Give the data below again, word for word.

--- Working data ---
start
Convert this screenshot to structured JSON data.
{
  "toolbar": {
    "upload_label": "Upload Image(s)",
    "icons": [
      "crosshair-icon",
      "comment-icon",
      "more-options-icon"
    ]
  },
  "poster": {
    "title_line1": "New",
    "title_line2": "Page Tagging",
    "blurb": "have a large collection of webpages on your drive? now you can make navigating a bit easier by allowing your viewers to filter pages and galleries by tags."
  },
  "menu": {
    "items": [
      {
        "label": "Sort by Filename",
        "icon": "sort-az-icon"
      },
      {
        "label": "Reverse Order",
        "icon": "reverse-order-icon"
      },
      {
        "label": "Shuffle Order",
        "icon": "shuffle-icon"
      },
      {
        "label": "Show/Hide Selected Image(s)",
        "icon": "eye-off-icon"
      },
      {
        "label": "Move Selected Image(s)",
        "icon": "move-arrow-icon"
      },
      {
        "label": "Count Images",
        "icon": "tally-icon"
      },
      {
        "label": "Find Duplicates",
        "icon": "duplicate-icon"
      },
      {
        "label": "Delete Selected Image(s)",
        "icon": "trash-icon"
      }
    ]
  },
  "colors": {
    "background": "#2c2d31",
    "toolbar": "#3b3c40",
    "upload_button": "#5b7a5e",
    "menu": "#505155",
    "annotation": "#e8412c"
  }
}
end
--- Exercise output ---
Convert this screenshot to structured JSON data.
{
  "toolbar": {
    "upload_label": "Upload Image(s)",
    "icons": [
      "crosshair-icon",
      "comment-icon",
      "more-options-icon"
    ]
  },
  "poster": {
    "title_line1": "New",
    "title_line2": "Page Tagging",
    "blurb": "have a large collection of webpages on your drive? now you can make navigating a bit easier by allowing your viewers to filter pages and galleries by tags."
  },
  "menu": {
    "items": [
      {
        "label": "Sort by Filename",
        "icon": "sort-az-icon"
      },
      {
        "label": "Reverse Order",
        "icon": "reverse-order-icon"
      },
      {
        "label": "Shuffle Order",
        "icon": "shuffle-icon"
      },
      {
        "label": "Show/Hide Selected Image(s)",
        "icon": "eye-off-icon"
      },
      {
        "label": "Move Selected Image(s)",
        "icon": "move-arrow-icon"
      },
      {
        "label": "Count Images",
        "icon": "tally-icon"
      },
      {
        "label": "Find Duplicates",
        "icon": "duplicate-icon"
      },
      {
        "label": "Delete Selected Image(s)",
        "icon": "trash-icon"
      }
    ]
  },
  "colors": {
    "background": "#2c2d31",
    "toolbar": "#3b3c40",
    "upload_button": "#5b7a5e",
    "menu": "#505155",
    "annotation": "#e8412c"
  }
}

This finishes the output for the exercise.